What is being asked: Using the material that follows, identify and copy each line with the string "panel".

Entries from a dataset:
+ + + +
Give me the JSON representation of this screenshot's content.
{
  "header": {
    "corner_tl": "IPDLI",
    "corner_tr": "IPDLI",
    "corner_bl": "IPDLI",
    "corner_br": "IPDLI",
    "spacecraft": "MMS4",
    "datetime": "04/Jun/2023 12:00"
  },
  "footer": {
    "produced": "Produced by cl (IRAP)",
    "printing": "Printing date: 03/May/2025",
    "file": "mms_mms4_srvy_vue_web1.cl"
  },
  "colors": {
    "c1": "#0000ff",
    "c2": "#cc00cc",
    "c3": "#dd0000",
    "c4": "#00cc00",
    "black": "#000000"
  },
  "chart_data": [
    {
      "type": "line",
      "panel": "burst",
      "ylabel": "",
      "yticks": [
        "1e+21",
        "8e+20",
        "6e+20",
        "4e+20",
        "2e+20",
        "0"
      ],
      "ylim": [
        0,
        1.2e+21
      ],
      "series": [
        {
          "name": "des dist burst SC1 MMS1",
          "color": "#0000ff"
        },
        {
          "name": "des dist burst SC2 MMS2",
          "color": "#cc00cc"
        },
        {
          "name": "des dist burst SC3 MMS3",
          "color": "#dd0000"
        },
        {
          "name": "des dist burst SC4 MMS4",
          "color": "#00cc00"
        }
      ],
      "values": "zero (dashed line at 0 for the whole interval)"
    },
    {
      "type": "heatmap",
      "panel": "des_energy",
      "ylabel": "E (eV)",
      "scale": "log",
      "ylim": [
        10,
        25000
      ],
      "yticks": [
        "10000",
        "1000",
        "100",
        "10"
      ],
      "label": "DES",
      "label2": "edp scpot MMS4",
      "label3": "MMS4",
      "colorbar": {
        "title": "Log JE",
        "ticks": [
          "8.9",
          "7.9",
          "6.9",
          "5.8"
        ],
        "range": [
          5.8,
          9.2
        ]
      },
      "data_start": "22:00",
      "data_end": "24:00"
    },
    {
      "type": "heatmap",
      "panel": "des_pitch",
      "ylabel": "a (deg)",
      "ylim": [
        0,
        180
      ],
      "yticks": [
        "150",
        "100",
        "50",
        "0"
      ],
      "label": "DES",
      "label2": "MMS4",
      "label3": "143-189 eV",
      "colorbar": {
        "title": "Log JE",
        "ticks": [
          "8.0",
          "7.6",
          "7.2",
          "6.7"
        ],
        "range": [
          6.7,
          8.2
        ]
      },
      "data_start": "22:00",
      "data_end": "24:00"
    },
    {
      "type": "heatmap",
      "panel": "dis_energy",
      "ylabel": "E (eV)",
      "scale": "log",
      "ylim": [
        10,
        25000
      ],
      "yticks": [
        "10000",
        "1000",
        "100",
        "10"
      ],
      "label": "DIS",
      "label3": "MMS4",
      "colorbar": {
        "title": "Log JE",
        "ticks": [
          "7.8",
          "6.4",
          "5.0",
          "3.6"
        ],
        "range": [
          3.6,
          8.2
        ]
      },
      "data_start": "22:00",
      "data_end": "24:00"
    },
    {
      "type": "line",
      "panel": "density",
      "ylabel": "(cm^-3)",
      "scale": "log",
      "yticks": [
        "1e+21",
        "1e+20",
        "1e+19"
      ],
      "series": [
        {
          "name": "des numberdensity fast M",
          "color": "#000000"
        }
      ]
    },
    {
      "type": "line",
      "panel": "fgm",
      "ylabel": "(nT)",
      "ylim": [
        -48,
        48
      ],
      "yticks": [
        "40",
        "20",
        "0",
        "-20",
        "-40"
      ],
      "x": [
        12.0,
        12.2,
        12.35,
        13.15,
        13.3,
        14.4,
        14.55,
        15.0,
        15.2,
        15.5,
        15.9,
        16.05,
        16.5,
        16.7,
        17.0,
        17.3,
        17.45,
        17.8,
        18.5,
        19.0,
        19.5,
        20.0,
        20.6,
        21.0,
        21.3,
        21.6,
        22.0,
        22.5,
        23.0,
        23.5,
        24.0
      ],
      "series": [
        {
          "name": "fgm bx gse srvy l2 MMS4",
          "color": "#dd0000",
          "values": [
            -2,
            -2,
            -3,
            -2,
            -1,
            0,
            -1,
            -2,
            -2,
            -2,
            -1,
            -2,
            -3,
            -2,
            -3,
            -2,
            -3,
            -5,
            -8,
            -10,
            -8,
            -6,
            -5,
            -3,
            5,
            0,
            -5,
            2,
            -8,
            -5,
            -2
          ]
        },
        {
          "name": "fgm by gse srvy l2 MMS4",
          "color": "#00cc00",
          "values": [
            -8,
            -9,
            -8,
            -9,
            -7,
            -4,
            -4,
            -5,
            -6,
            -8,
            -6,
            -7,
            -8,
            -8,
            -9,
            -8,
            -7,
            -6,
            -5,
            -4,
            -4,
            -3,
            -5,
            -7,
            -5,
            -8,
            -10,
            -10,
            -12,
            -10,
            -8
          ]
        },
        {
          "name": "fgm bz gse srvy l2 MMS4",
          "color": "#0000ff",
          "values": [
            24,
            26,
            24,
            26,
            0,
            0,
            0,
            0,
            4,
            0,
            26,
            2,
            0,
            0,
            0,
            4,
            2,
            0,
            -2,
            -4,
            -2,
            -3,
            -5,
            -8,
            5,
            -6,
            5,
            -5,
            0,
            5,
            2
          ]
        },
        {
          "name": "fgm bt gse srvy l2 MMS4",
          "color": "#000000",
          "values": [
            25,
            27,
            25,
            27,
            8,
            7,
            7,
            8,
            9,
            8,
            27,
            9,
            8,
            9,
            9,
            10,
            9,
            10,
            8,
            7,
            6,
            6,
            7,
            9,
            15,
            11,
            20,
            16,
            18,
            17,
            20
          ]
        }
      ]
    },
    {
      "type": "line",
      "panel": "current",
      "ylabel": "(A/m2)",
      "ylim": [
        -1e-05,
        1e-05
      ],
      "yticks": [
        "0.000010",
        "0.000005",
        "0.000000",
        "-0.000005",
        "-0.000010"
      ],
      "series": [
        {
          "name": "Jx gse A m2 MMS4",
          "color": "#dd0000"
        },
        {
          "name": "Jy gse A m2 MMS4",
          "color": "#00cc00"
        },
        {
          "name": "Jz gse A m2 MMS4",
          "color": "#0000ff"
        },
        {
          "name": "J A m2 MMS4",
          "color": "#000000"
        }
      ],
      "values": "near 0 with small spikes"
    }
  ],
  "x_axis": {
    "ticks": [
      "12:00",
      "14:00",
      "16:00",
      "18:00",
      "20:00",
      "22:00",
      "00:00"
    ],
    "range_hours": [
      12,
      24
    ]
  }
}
+ + + +
Task answer:
      "panel": "burst",
      "panel": "des_energy",
      "panel": "des_pitch",
      "panel": "dis_energy",
      "panel": "density",
      "panel": "fgm",
      "panel": "current",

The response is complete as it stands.